-- To be done --
Write the material out again exactly as it stands.

··· Records shown ···

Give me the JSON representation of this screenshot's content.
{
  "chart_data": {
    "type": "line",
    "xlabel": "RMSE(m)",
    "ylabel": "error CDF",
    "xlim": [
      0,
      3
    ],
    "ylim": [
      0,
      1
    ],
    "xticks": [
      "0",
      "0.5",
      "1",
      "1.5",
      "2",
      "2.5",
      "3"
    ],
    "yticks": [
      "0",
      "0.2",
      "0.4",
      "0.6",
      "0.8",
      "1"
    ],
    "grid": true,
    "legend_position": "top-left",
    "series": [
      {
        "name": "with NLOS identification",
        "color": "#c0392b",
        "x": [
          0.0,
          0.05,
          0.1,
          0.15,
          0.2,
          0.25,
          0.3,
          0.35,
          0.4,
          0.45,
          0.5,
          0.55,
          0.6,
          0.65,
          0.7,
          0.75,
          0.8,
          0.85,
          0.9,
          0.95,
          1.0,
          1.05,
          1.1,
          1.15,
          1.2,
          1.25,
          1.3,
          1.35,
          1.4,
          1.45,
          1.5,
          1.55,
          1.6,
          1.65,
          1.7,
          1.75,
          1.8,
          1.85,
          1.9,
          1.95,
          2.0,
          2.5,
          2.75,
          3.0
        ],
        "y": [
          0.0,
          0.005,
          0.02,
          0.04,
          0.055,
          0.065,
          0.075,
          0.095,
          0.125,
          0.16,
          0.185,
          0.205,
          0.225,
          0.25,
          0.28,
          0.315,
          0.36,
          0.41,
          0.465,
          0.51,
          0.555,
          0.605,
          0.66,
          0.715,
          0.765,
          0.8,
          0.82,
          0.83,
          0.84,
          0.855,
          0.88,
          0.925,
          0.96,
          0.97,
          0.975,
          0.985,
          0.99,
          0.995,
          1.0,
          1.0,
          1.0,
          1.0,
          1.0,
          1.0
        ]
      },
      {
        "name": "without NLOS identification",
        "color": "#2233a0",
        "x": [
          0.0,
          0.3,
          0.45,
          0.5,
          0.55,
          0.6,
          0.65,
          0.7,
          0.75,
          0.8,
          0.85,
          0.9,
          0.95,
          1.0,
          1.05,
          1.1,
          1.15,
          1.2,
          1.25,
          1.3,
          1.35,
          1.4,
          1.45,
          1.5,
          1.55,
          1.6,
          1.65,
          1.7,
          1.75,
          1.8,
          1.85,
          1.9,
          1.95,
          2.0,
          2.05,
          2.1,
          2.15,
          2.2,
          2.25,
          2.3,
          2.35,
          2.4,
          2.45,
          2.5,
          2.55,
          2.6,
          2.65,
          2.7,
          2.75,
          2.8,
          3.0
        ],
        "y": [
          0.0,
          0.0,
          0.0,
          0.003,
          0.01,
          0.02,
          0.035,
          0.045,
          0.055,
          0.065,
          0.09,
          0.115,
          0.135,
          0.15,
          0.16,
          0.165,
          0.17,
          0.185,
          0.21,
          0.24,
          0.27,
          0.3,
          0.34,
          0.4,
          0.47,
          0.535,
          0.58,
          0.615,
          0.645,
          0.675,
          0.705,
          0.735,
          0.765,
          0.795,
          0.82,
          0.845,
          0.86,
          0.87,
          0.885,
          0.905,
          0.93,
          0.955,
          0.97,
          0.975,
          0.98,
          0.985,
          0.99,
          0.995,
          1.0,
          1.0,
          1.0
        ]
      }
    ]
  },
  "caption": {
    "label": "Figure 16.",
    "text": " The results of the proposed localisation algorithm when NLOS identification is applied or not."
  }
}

···

-- Exercise output --
Give me the JSON representation of this screenshot's content.
{
  "chart_data": {
    "type": "line",
    "xlabel": "RMSE(m)",
    "ylabel": "error CDF",
    "xlim": [
      0,
      3
    ],
    "ylim": [
      0,
      1
    ],
    "xticks": [
      "0",
      "0.5",
      "1",
      "1.5",
      "2",
      "2.5",
      "3"
    ],
    "yticks": [
      "0",
      "0.2",
      "0.4",
      "0.6",
      "0.8",
      "1"
    ],
    "grid": true,
    "legend_position": "top-left",
    "series": [
      {
        "name": "with NLOS identification",
        "color": "#c0392b",
        "x": [
          0.0,
          0.05,
          0.1,
          0.15,
          0.2,
          0.25,
          0.3,
          0.35,
          0.4,
          0.45,
          0.5,
          0.55,
          0.6,
          0.65,
          0.7,
          0.75,
          0.8,
          0.85,
          0.9,
          0.95,
          1.0,
          1.05,
          1.1,
          1.15,
          1.2,
          1.25,
          1.3,
          1.35,
          1.4,
          1.45,
          1.5,
          1.55,
          1.6,
          1.65,
          1.7,
          1.75,
          1.8,
          1.85,
          1.9,
          1.95,
          2.0,
          2.5,
          2.75,
          3.0
        ],
        "y": [
          0.0,
          0.005,
          0.02,
          0.04,
          0.055,
          0.065,
          0.075,
          0.095,
          0.125,
          0.16,
          0.185,
          0.205,
          0.225,
          0.25,
          0.28,
          0.315,
          0.36,
          0.41,
          0.465,
          0.51,
          0.555,
          0.605,
          0.66,
          0.715,
          0.765,
          0.8,
          0.82,
          0.83,
          0.84,
          0.855,
          0.88,
          0.925,
          0.96,
          0.97,
          0.975,
          0.985,
          0.99,
          0.995,
          1.0,
          1.0,
          1.0,
          1.0,
          1.0,
          1.0
        ]
      },
      {
        "name": "without NLOS identification",
        "color": "#2233a0",
        "x": [
          0.0,
          0.3,
          0.45,
          0.5,
          0.55,
          0.6,
          0.65,
          0.7,
          0.75,
          0.8,
          0.85,
          0.9,
          0.95,
          1.0,
          1.05,
          1.1,
          1.15,
          1.2,
          1.25,
          1.3,
          1.35,
          1.4,
          1.45,
          1.5,
          1.55,
          1.6,
          1.65,
          1.7,
          1.75,
          1.8,
          1.85,
          1.9,
          1.95,
          2.0,
          2.05,
          2.1,
          2.15,
          2.2,
          2.25,
          2.3,
          2.35,
          2.4,
          2.45,
          2.5,
          2.55,
          2.6,
          2.65,
          2.7,
          2.75,
          2.8,
          3.0
        ],
        "y": [
          0.0,
          0.0,
          0.0,
          0.003,
          0.01,
          0.02,
          0.035,
          0.045,
          0.055,
          0.065,
          0.09,
          0.115,
          0.135,
          0.15,
          0.16,
          0.165,
          0.17,
          0.185,
          0.21,
          0.24,
          0.27,
          0.3,
          0.34,
          0.4,
          0.47,
          0.535,
          0.58,
          0.615,
          0.645,
          0.675,
          0.705,
          0.735,
          0.765,
          0.795,
          0.82,
          0.845,
          0.86,
          0.87,
          0.885,
          0.905,
          0.93,
          0.955,
          0.97,
          0.975,
          0.98,
          0.985,
          0.99,
          0.995,
          1.0,
          1.0,
          1.0
        ]
      }
    ]
  },
  "caption": {
    "label": "Figure 16.",
    "text": " The results of the proposed localisation algorithm when NLOS identification is applied or not."
  }
}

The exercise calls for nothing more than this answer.